**Problem statement:** Only lines with the word "this" are needed; collect each of them from the listing below.

**Input data:**

____________________

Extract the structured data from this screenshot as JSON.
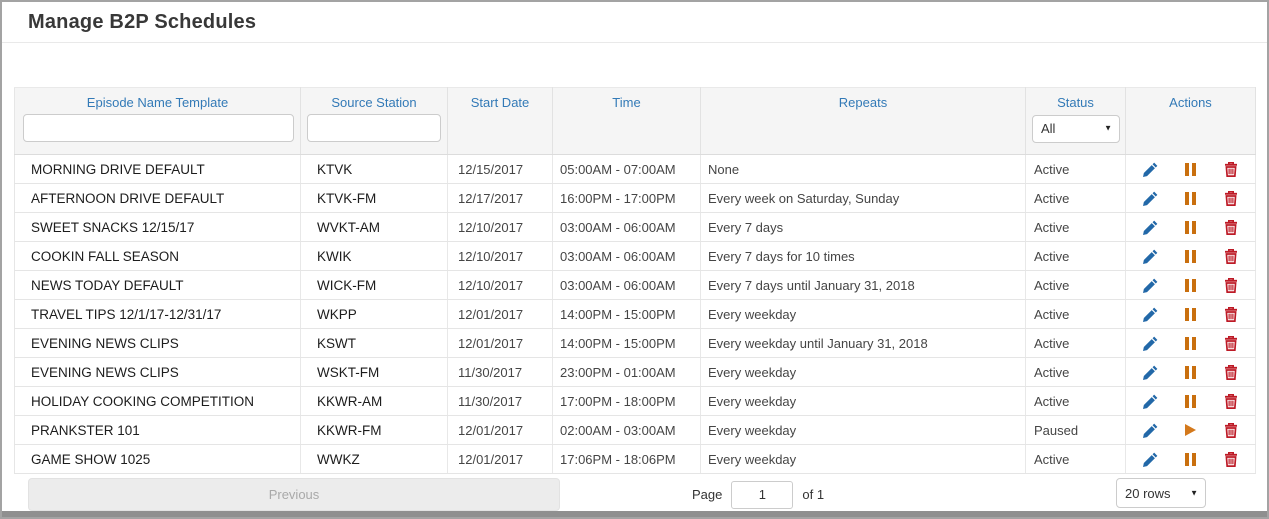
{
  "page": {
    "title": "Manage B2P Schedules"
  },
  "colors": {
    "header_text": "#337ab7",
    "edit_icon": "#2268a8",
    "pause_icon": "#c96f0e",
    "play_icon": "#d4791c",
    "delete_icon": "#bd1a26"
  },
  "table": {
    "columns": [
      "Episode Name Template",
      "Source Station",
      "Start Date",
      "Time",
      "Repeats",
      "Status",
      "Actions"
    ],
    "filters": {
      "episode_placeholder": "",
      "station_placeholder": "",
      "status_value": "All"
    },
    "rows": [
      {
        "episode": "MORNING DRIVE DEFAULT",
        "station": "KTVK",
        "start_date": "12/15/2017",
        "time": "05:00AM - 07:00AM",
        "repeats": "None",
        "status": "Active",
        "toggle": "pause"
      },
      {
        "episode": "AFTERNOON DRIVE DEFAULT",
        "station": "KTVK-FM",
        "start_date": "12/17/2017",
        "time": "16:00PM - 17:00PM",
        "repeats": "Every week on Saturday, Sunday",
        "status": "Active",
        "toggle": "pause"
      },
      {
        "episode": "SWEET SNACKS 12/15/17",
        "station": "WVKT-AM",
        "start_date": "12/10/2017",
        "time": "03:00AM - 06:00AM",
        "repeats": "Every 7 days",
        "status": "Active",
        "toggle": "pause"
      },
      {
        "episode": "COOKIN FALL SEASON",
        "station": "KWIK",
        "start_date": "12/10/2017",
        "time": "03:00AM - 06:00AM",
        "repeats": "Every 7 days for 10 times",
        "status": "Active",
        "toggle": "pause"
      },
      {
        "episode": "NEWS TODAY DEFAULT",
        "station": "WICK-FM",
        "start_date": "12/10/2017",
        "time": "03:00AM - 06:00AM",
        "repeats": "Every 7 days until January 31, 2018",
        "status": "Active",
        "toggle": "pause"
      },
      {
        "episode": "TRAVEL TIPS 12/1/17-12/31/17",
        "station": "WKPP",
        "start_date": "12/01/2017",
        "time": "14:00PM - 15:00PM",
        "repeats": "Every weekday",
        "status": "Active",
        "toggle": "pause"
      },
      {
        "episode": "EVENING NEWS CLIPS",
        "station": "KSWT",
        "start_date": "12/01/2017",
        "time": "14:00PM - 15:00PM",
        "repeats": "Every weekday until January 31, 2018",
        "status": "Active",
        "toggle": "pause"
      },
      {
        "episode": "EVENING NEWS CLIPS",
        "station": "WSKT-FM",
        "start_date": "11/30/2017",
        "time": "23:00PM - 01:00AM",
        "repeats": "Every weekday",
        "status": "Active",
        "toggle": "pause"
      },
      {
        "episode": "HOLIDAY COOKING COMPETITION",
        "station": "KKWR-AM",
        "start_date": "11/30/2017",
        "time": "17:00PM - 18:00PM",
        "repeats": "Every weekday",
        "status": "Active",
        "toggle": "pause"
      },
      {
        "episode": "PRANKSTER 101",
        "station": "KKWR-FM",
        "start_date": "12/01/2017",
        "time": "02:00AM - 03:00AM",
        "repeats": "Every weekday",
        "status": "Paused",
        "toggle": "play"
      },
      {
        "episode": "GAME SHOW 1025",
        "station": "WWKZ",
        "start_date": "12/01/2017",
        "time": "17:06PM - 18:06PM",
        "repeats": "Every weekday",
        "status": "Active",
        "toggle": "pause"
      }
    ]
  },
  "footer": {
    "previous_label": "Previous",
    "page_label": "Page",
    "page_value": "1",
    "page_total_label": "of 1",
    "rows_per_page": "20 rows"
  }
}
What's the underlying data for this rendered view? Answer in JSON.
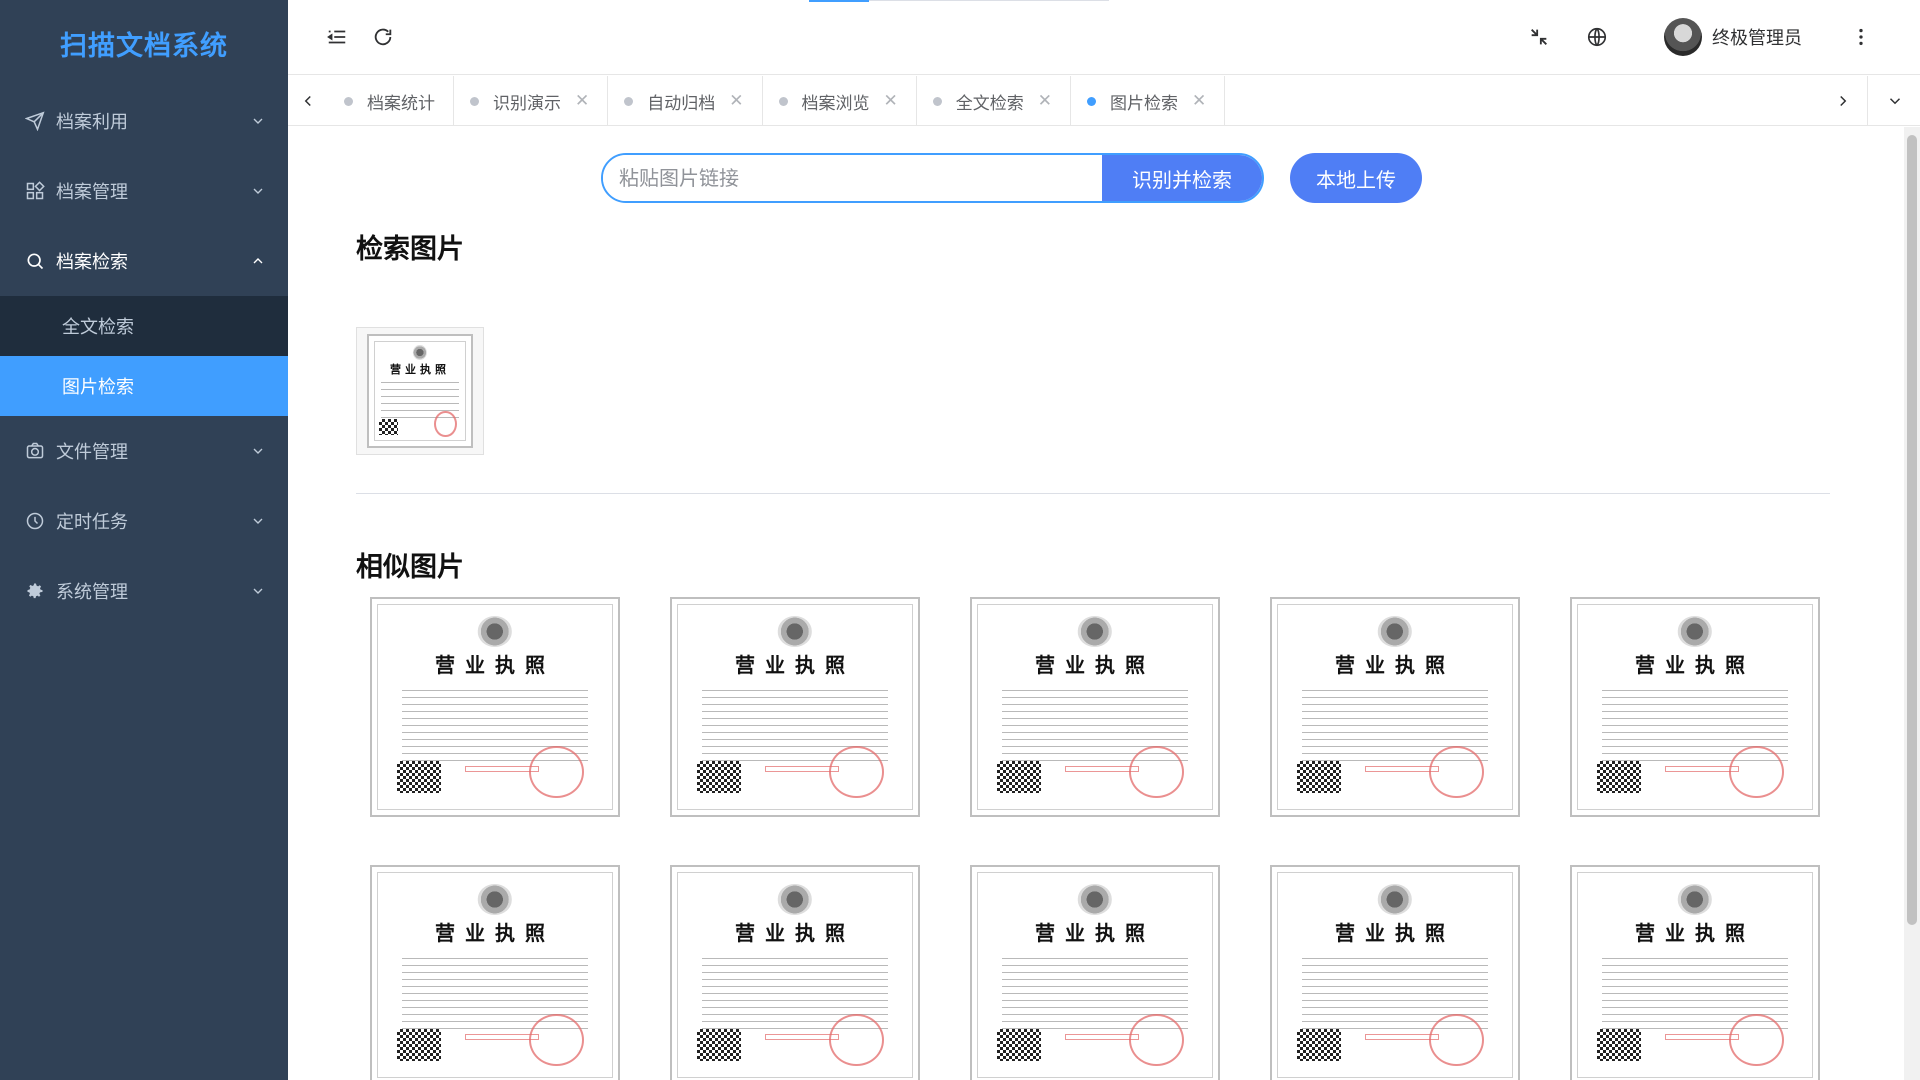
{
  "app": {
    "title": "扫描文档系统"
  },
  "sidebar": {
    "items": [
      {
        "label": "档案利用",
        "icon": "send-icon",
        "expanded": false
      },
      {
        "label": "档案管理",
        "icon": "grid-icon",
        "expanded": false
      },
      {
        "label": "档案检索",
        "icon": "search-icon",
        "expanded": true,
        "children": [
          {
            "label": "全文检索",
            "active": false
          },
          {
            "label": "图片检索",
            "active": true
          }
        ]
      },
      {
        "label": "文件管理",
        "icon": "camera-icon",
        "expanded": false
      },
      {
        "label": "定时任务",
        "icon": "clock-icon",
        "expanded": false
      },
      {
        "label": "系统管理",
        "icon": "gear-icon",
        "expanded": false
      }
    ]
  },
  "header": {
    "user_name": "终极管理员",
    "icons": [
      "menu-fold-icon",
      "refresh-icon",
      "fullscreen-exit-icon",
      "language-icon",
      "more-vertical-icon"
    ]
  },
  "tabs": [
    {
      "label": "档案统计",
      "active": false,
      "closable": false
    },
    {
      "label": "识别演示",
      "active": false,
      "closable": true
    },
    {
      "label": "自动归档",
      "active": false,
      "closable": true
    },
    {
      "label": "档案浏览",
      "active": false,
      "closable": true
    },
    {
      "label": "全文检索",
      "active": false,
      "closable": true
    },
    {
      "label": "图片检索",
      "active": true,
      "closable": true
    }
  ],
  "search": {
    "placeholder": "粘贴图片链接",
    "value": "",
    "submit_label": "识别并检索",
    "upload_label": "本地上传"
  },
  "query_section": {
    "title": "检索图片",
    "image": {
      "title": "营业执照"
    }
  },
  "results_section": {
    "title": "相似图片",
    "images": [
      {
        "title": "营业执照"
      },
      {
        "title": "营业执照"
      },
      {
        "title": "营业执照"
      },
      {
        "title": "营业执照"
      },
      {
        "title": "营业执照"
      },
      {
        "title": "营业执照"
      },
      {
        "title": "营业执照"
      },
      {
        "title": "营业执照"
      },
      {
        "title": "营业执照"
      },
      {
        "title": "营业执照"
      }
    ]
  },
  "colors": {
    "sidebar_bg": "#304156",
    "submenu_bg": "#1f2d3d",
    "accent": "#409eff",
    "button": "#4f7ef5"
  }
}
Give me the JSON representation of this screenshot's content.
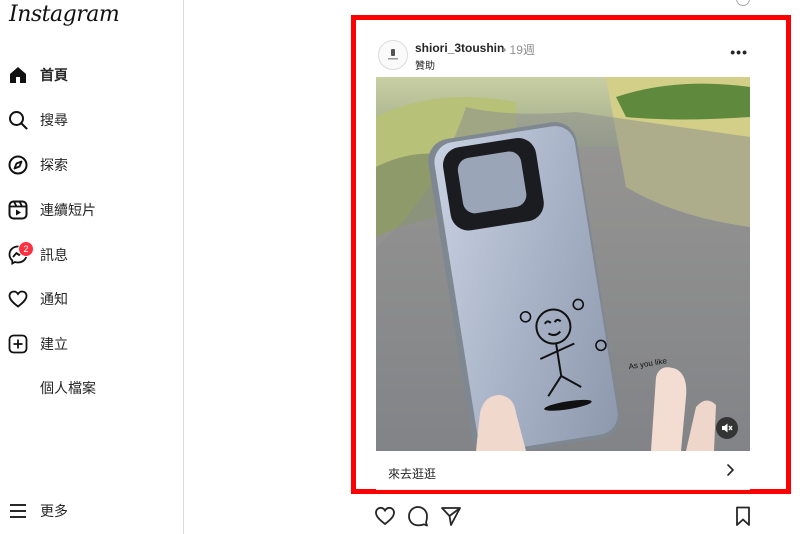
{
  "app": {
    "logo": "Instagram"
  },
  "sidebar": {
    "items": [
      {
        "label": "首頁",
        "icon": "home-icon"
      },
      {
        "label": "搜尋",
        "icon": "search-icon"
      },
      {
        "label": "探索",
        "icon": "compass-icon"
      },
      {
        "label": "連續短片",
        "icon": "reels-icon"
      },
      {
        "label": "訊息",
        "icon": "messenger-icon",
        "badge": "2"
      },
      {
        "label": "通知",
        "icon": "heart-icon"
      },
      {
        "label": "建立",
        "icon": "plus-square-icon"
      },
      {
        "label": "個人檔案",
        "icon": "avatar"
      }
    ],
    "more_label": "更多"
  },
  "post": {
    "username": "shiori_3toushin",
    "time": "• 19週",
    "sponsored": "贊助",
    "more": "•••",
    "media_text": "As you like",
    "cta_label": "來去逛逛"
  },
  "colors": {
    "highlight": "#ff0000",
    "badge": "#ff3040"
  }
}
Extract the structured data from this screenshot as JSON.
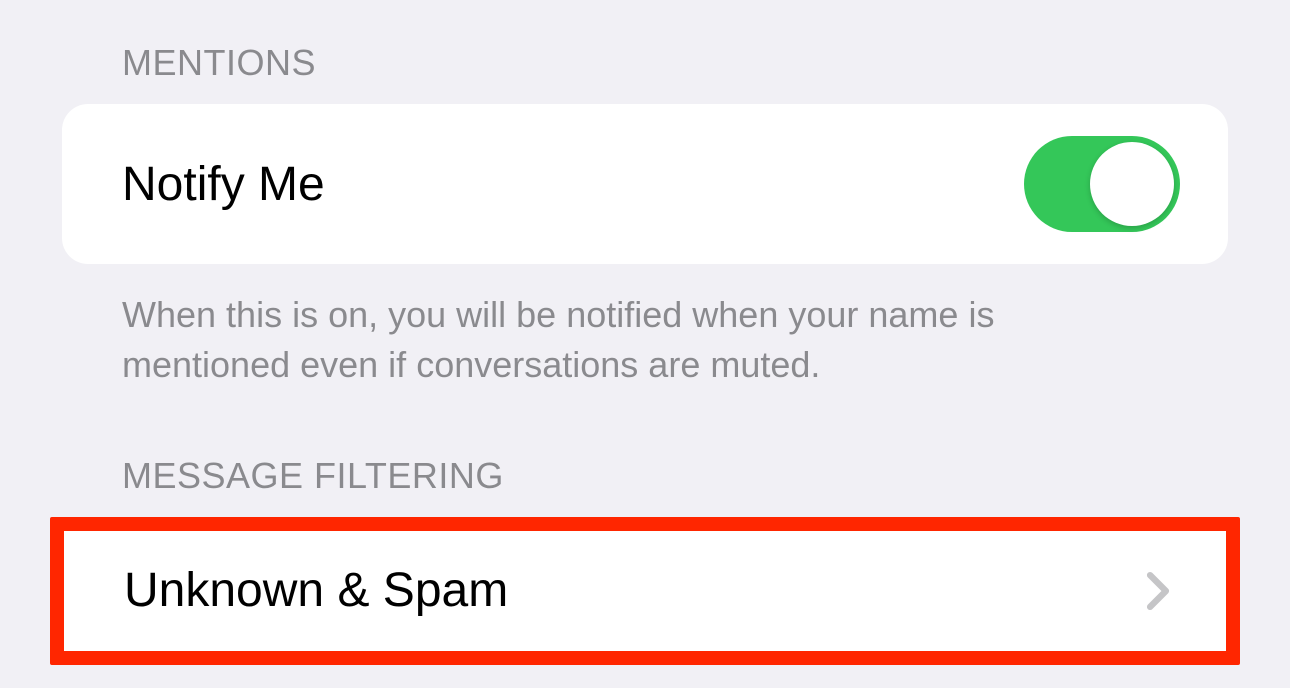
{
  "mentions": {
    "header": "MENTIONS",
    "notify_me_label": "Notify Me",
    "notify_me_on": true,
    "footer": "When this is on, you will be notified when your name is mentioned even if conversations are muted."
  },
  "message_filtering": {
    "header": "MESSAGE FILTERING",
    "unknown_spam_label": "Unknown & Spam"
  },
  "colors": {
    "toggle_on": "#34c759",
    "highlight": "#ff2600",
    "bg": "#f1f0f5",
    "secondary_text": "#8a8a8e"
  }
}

____________________

**Completed task:**
Extract the structured data from this screenshot as JSON.
What's the underlying data for this rendered view? Answer in JSON.
Give me the JSON representation of this screenshot's content.
Extract the structured data from this screenshot as JSON.
    "footer": "When this is on, you will be notified when your name is mentioned even if conversations are muted."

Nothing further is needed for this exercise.